§ WHAT YOU HAVE TO DO
Set down the entries below exactly as written.

[ENTRIES SHOWN — start]

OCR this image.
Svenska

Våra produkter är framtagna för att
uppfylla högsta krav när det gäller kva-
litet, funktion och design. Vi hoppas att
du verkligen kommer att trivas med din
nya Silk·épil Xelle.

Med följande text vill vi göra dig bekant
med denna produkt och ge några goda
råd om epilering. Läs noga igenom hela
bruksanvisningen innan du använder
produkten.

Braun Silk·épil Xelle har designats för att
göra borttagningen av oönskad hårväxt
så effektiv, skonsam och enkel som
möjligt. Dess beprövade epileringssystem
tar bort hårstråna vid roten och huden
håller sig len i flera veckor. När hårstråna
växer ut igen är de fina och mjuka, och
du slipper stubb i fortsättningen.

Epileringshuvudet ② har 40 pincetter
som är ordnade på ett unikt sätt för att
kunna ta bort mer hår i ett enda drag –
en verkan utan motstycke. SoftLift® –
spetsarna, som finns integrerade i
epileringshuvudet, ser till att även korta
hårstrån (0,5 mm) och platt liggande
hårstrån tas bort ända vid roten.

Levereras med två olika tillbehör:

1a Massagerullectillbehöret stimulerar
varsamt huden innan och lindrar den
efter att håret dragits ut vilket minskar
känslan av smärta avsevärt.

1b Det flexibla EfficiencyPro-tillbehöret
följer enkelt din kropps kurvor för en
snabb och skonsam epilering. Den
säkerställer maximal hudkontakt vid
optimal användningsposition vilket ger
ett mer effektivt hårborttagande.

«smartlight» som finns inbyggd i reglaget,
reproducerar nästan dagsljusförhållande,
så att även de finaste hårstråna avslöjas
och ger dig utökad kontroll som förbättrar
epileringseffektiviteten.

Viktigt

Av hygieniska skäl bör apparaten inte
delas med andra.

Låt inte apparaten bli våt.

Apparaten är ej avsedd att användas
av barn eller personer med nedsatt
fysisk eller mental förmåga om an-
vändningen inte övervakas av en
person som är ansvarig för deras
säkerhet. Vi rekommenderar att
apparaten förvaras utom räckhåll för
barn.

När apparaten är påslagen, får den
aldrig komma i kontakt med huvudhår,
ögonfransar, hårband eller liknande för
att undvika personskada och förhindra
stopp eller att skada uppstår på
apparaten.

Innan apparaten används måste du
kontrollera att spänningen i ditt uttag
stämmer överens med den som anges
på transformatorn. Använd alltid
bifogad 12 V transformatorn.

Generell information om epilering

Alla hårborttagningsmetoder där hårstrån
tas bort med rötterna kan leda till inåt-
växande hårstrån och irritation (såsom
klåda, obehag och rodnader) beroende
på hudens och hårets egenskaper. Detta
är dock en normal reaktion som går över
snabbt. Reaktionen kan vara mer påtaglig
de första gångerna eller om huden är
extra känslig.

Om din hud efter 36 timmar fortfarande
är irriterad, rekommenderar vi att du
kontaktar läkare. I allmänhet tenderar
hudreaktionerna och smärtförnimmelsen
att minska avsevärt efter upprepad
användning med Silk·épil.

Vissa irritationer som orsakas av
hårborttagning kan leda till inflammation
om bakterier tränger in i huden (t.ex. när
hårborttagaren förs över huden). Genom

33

[ENTRIES SHOWN — finish]

§ RESULT
OCR this image.
Svenska

Våra produkter är framtagna för att
uppfylla högsta krav när det gäller kva-
litet, funktion och design. Vi hoppas att
du verkligen kommer att trivas med din
nya Silk·épil Xelle.

Med följande text vill vi göra dig bekant
med denna produkt och ge några goda
råd om epilering. Läs noga igenom hela
bruksanvisningen innan du använder
produkten.

Braun Silk·épil Xelle har designats för att
göra borttagningen av oönskad hårväxt
så effektiv, skonsam och enkel som
möjligt. Dess beprövade epileringssystem
tar bort hårstråna vid roten och huden
håller sig len i flera veckor. När hårstråna
växer ut igen är de fina och mjuka, och
du slipper stubb i fortsättningen.

Epileringshuvudet ② har 40 pincetter
som är ordnade på ett unikt sätt för att
kunna ta bort mer hår i ett enda drag –
en verkan utan motstycke. SoftLift® –
spetsarna, som finns integrerade i
epileringshuvudet, ser till att även korta
hårstrån (0,5 mm) och platt liggande
hårstrån tas bort ända vid roten.

Levereras med två olika tillbehör:

1a Massagerullectillbehöret stimulerar
varsamt huden innan och lindrar den
efter att håret dragits ut vilket minskar
känslan av smärta avsevärt.

1b Det flexibla EfficiencyPro-tillbehöret
följer enkelt din kropps kurvor för en
snabb och skonsam epilering. Den
säkerställer maximal hudkontakt vid
optimal användningsposition vilket ger
ett mer effektivt hårborttagande.

«smartlight» som finns inbyggd i reglaget,
reproducerar nästan dagsljusförhållande,
så att även de finaste hårstråna avslöjas
och ger dig utökad kontroll som förbättrar
epileringseffektiviteten.

Viktigt

Av hygieniska skäl bör apparaten inte
delas med andra.

Låt inte apparaten bli våt.

Apparaten är ej avsedd att användas
av barn eller personer med nedsatt
fysisk eller mental förmåga om an-
vändningen inte övervakas av en
person som är ansvarig för deras
säkerhet. Vi rekommenderar att
apparaten förvaras utom räckhåll för
barn.

När apparaten är påslagen, får den
aldrig komma i kontakt med huvudhår,
ögonfransar, hårband eller liknande för
att undvika personskada och förhindra
stopp eller att skada uppstår på
apparaten.

Innan apparaten används måste du
kontrollera att spänningen i ditt uttag
stämmer överens med den som anges
på transformatorn. Använd alltid
bifogad 12 V transformatorn.

Generell information om epilering

Alla hårborttagningsmetoder där hårstrån
tas bort med rötterna kan leda till inåt-
växande hårstrån och irritation (såsom
klåda, obehag och rodnader) beroende
på hudens och hårets egenskaper. Detta
är dock en normal reaktion som går över
snabbt. Reaktionen kan vara mer påtaglig
de första gångerna eller om huden är
extra känslig.

Om din hud efter 36 timmar fortfarande
är irriterad, rekommenderar vi att du
kontaktar läkare. I allmänhet tenderar
hudreaktionerna och smärtförnimmelsen
att minska avsevärt efter upprepad
användning med Silk·épil.

Vissa irritationer som orsakas av
hårborttagning kan leda till inflammation
om bakterier tränger in i huden (t.ex. när
hårborttagaren förs över huden). Genom

33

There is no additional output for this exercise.